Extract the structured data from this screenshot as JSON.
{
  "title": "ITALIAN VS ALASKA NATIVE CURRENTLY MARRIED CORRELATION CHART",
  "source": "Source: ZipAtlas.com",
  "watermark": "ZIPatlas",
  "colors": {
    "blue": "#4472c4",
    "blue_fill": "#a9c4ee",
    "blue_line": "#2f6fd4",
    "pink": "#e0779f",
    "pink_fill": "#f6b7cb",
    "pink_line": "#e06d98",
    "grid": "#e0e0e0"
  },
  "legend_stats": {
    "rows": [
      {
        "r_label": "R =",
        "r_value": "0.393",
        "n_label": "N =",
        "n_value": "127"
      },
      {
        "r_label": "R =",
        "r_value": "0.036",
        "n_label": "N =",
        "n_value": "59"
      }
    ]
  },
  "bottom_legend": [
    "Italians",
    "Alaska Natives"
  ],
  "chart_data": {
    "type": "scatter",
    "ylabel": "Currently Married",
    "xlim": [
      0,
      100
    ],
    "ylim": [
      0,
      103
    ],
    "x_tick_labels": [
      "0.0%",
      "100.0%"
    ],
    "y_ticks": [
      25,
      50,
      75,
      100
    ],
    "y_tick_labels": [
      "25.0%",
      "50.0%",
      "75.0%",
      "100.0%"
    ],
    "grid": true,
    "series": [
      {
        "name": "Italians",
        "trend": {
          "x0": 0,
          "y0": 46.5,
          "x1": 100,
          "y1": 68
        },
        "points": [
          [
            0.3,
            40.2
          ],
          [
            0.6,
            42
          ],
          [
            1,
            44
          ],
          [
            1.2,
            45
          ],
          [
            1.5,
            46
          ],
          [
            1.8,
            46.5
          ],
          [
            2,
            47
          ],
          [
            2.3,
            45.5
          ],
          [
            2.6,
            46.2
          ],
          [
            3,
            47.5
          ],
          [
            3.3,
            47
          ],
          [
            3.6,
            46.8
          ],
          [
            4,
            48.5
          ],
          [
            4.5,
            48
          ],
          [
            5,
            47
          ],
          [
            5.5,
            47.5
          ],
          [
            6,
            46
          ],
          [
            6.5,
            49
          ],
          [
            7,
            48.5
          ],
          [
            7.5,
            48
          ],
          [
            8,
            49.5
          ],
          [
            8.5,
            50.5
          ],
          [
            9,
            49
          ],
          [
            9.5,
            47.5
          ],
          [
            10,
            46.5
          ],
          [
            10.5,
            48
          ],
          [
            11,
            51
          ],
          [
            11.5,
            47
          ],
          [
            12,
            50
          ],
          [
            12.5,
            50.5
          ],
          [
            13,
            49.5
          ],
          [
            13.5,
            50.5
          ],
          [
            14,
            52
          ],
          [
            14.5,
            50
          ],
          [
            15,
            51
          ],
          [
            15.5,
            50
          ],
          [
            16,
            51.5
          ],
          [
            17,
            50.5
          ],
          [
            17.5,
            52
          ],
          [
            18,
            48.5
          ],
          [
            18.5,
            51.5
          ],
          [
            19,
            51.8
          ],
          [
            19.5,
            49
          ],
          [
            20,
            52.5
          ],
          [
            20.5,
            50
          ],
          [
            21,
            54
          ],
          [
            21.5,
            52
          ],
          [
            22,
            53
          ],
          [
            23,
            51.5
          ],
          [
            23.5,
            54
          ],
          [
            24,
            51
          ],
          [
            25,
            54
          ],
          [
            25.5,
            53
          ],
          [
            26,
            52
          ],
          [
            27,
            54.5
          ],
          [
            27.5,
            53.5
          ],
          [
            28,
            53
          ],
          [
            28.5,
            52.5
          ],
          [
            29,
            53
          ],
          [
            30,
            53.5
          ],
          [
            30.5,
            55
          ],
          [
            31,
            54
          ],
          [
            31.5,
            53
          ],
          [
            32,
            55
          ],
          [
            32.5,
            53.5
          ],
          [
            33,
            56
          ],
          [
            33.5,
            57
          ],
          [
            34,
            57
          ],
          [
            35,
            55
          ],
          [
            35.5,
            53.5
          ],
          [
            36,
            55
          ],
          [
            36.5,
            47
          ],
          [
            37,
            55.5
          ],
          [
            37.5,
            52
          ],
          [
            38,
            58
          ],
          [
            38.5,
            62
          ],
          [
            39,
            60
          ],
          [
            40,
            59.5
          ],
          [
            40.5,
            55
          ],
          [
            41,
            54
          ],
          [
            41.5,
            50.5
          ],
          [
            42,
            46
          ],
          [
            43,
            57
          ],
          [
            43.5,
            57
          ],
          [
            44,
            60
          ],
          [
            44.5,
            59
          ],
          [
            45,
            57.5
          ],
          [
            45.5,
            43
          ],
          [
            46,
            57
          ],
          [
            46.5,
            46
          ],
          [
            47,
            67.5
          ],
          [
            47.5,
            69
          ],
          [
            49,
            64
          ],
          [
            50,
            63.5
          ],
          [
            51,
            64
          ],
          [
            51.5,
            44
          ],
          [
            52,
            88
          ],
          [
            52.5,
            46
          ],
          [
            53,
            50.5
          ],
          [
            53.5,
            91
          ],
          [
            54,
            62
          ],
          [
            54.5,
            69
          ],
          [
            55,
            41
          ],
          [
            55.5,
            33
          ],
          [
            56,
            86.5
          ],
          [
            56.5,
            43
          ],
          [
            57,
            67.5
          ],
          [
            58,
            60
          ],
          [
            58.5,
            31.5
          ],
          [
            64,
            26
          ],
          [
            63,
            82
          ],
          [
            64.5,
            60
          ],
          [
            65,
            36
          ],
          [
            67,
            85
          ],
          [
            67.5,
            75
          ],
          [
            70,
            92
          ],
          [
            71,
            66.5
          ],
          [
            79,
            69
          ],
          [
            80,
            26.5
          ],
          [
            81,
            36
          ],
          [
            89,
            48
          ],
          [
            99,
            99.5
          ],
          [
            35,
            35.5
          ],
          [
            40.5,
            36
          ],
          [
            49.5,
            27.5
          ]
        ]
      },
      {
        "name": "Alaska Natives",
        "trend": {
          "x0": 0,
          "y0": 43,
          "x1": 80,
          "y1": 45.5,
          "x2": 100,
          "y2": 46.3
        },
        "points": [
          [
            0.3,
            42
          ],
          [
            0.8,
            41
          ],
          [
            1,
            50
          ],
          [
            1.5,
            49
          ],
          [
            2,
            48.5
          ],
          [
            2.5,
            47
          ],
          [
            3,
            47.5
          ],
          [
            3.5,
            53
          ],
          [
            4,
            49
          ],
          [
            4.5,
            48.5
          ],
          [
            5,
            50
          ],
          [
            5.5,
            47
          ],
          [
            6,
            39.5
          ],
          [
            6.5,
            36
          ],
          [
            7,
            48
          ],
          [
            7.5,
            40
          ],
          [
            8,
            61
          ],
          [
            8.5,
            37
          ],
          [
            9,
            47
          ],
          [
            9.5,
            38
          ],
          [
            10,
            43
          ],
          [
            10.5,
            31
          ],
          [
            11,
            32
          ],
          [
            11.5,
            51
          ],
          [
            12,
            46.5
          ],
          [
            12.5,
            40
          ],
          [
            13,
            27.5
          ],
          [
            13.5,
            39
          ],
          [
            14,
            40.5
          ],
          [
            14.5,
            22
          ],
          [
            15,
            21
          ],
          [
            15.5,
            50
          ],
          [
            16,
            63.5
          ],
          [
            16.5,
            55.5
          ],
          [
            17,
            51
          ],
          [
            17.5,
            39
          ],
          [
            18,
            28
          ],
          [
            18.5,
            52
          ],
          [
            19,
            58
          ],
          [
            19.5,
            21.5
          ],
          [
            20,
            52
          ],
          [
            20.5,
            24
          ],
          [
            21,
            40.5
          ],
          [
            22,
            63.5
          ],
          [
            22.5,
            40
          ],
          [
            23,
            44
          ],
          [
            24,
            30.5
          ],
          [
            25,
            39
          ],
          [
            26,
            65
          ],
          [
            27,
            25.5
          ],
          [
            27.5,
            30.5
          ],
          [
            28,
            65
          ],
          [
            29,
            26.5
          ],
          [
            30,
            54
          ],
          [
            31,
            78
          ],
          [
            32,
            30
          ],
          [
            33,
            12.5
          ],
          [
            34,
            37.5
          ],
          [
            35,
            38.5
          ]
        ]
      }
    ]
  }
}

--

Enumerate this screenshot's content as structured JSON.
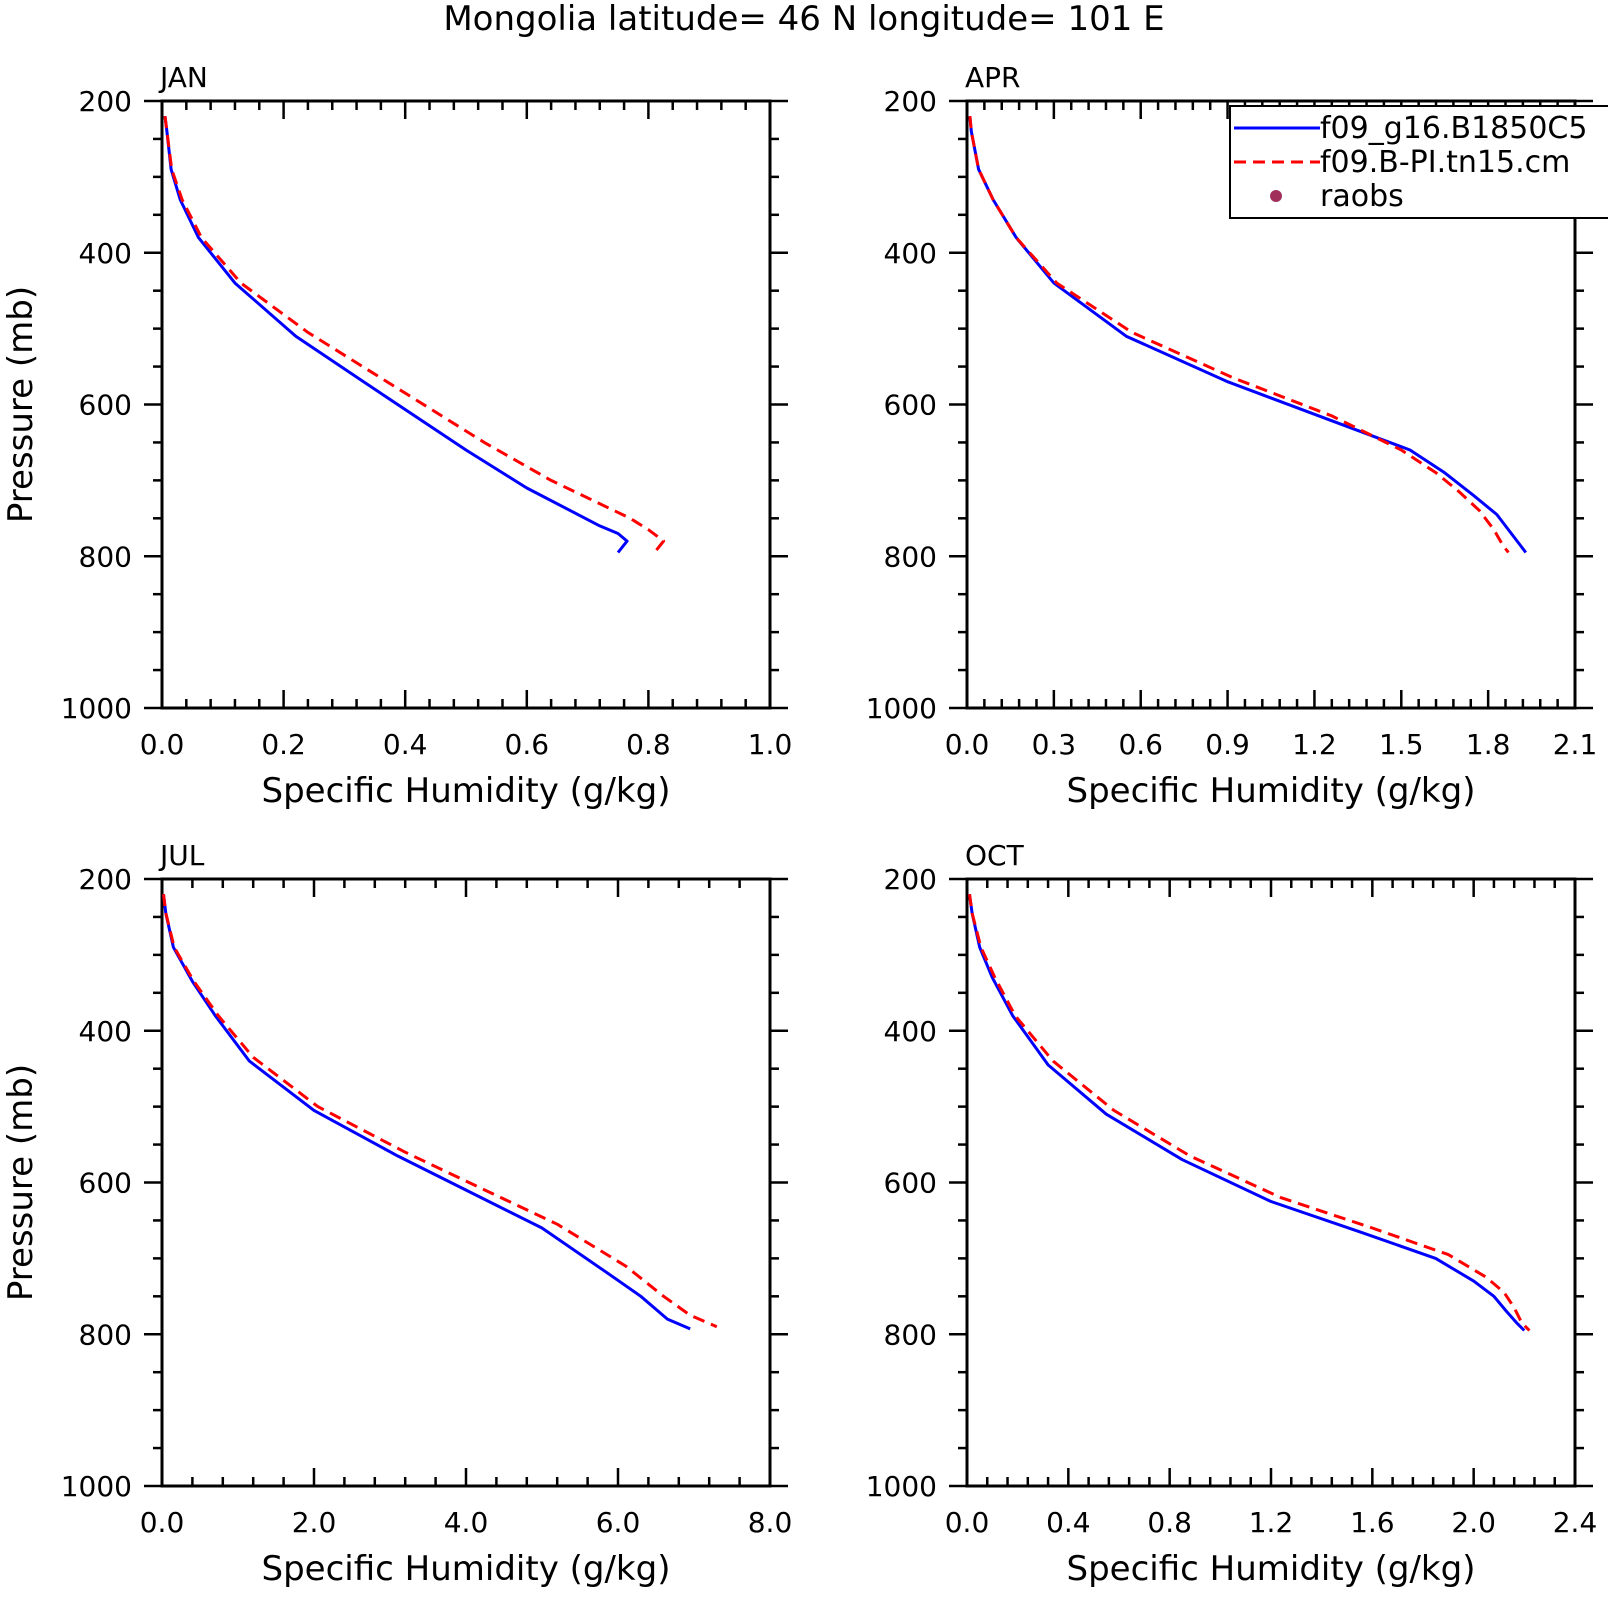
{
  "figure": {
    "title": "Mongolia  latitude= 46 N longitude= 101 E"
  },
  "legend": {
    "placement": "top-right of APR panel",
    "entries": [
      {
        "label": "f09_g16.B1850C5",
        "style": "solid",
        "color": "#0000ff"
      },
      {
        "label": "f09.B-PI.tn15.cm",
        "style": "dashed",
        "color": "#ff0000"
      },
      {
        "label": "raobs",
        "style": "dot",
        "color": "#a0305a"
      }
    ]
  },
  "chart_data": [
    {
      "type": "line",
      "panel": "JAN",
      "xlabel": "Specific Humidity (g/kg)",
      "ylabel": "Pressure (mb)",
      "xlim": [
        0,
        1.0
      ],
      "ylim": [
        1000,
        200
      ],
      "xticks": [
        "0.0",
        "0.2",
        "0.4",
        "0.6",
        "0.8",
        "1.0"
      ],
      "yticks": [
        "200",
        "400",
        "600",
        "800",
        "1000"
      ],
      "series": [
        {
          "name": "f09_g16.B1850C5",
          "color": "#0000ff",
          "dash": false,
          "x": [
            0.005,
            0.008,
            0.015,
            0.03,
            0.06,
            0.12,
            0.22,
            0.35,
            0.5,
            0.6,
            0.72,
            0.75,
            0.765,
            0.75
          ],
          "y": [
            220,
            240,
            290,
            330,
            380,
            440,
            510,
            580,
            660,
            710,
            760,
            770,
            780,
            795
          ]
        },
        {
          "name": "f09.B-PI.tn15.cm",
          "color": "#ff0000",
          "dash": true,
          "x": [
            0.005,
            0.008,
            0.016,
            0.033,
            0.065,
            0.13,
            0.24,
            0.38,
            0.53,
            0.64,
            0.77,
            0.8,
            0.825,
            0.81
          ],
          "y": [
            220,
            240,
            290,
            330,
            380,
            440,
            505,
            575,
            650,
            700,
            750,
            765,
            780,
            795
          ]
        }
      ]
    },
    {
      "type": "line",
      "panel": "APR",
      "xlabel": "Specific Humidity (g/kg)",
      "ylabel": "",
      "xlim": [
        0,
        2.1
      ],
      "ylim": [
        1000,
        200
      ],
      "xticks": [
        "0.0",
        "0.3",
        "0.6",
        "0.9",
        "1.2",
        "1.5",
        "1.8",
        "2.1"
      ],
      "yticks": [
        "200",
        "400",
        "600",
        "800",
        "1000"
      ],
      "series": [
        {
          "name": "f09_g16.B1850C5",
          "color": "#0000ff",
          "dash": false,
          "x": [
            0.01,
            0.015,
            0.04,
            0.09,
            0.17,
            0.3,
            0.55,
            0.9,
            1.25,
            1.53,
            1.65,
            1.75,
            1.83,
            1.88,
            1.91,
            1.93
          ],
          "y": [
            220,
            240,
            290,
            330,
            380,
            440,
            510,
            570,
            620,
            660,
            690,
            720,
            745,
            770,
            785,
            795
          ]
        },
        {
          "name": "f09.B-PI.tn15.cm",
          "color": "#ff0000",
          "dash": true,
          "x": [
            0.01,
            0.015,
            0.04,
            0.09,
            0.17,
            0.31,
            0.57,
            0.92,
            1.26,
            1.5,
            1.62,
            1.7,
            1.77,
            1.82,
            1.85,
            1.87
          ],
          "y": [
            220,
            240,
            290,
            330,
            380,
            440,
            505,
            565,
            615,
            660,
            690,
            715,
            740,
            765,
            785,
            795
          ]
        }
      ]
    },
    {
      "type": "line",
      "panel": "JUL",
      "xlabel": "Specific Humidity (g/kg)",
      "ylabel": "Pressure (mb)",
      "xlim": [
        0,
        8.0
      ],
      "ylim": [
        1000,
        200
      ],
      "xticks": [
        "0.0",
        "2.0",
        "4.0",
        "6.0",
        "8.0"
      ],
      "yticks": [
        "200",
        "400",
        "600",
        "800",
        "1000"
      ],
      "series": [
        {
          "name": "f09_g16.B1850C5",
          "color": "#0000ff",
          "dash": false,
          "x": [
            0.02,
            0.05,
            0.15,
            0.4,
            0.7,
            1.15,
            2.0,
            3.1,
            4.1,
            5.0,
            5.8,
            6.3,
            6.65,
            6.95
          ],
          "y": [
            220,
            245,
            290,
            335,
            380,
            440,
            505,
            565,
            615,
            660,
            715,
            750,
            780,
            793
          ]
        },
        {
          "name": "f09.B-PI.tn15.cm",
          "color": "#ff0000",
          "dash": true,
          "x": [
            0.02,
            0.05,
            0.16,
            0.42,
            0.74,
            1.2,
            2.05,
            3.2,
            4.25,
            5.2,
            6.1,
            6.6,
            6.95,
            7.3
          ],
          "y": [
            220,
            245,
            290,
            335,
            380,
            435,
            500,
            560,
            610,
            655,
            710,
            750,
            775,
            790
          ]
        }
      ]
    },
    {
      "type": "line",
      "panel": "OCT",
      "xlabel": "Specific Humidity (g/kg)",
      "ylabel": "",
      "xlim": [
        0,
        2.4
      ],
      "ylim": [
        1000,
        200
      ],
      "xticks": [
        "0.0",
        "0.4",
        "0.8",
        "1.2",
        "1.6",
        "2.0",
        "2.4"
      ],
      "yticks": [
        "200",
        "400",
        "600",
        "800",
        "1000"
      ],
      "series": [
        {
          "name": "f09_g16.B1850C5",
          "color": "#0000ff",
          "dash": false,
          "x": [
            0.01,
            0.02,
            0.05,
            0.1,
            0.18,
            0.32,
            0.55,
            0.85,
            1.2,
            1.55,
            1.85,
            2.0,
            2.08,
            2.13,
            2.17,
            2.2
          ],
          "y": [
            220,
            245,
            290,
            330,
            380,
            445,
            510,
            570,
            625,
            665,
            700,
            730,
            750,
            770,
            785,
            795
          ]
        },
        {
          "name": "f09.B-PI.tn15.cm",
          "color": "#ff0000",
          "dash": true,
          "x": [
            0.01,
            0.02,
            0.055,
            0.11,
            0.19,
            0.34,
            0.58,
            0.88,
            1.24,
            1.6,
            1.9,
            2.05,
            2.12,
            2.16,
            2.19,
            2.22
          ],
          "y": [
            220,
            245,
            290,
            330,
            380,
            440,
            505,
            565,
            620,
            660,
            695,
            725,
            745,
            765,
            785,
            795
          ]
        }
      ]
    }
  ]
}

Instruction — Pick out each line in the material containing "JSON".

Result —
Extract the structured data from this screenshot as JSON.
Enumerate this screenshot's content as structured JSON.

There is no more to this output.